### WHAT YOU SHOULD DO
Select from the records below every line that has the word "annotation" in it.

** START OF ENTRIES SHOWN **

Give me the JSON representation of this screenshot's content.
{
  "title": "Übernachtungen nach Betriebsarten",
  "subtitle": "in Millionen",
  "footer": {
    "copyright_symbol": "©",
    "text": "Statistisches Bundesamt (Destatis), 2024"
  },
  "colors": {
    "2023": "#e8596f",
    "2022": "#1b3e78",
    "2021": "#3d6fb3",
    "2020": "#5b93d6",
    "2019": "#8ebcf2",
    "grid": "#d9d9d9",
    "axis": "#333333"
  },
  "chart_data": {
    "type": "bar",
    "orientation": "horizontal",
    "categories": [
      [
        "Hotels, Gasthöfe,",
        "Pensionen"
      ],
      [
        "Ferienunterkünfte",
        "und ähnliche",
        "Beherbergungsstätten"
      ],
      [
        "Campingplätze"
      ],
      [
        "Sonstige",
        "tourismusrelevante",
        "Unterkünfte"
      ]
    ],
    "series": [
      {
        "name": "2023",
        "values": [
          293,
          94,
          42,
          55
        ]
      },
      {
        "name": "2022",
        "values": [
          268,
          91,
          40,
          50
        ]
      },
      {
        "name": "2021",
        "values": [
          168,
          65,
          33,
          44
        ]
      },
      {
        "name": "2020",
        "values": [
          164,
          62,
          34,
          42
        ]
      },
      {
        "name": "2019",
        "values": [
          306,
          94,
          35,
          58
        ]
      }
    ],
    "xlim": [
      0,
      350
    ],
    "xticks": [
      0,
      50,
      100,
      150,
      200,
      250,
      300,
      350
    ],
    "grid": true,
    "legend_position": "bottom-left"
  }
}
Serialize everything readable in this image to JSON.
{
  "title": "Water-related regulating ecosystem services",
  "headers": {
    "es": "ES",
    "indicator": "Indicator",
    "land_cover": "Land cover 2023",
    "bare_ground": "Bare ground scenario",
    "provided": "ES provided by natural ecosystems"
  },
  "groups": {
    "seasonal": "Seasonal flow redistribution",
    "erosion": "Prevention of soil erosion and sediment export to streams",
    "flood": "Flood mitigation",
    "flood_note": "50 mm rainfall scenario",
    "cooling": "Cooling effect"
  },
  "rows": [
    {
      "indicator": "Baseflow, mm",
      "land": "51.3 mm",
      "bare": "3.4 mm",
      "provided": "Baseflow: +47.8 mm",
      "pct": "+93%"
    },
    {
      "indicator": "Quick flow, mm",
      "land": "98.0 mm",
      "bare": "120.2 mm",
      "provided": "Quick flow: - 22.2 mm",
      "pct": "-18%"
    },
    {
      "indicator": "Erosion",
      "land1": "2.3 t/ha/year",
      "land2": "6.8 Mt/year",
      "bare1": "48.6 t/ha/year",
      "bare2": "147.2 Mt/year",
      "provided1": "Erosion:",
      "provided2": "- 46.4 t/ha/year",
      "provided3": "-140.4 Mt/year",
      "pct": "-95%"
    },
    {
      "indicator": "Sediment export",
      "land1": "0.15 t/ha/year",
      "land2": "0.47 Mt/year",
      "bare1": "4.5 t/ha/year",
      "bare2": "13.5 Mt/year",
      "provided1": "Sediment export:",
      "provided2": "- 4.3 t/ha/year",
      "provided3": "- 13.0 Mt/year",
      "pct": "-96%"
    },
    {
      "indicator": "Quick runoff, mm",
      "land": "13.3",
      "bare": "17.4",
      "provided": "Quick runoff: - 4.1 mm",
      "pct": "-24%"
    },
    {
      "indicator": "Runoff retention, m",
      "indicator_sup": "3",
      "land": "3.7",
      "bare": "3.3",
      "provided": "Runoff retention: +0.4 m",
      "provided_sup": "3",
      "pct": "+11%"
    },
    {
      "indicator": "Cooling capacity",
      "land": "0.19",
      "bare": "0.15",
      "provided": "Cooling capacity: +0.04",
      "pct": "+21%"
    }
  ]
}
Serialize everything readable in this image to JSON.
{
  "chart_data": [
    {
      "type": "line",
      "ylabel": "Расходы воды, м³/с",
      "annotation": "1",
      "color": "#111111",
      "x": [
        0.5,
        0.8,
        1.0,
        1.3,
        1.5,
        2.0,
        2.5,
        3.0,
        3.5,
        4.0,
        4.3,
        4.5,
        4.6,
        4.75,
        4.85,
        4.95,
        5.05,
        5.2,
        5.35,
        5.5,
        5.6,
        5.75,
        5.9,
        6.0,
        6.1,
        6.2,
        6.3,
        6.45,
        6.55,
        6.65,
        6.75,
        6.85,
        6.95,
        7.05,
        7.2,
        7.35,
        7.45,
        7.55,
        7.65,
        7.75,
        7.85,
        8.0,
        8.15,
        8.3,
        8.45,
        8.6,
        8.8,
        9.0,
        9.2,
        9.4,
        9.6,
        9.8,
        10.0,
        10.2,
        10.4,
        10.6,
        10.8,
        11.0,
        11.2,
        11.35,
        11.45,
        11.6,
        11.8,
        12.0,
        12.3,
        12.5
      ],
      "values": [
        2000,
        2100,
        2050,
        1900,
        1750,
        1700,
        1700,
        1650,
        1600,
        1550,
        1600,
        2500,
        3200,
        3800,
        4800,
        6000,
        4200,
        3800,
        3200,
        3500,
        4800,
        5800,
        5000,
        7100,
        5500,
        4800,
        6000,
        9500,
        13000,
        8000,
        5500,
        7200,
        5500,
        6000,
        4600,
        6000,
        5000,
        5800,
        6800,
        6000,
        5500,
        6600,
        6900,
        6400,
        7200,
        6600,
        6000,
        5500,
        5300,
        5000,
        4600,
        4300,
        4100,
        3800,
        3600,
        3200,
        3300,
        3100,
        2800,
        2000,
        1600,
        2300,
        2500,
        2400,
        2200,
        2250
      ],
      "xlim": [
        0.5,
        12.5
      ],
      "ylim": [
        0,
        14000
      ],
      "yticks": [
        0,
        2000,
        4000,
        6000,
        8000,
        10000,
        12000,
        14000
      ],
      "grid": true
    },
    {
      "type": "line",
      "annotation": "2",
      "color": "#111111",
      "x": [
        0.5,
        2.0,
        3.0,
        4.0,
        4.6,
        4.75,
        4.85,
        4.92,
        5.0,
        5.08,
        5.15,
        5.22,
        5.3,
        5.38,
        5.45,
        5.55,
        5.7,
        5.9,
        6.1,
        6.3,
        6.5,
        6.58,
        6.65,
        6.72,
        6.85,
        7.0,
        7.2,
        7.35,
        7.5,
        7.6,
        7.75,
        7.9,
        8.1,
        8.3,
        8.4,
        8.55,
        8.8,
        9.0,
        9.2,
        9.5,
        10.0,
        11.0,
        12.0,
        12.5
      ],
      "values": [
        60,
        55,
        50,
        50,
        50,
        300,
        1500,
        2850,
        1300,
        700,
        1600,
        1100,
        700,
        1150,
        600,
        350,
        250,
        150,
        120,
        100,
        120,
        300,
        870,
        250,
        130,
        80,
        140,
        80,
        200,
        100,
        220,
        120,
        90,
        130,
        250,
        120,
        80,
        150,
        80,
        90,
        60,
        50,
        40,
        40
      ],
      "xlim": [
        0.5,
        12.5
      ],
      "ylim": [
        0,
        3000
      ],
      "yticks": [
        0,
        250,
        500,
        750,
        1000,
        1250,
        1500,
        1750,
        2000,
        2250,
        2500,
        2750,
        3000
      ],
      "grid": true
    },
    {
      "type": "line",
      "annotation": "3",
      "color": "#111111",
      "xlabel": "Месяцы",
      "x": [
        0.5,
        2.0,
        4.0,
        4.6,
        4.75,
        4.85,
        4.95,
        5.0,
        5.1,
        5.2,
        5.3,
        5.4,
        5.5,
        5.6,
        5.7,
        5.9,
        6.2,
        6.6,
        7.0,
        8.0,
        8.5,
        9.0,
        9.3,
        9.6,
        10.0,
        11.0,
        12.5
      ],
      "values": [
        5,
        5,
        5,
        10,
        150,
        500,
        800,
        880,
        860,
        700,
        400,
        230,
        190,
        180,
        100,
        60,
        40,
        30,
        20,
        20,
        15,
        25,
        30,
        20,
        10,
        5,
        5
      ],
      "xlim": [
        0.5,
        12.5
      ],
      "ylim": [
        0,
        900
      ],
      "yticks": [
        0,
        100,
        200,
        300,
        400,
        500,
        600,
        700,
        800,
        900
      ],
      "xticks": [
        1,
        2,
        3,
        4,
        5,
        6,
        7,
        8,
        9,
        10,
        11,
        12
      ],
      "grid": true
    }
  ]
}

** END OF ENTRIES SHOWN **

### TASK SOLUTION
      "annotation": "1",
      "annotation": "2",
      "annotation": "3",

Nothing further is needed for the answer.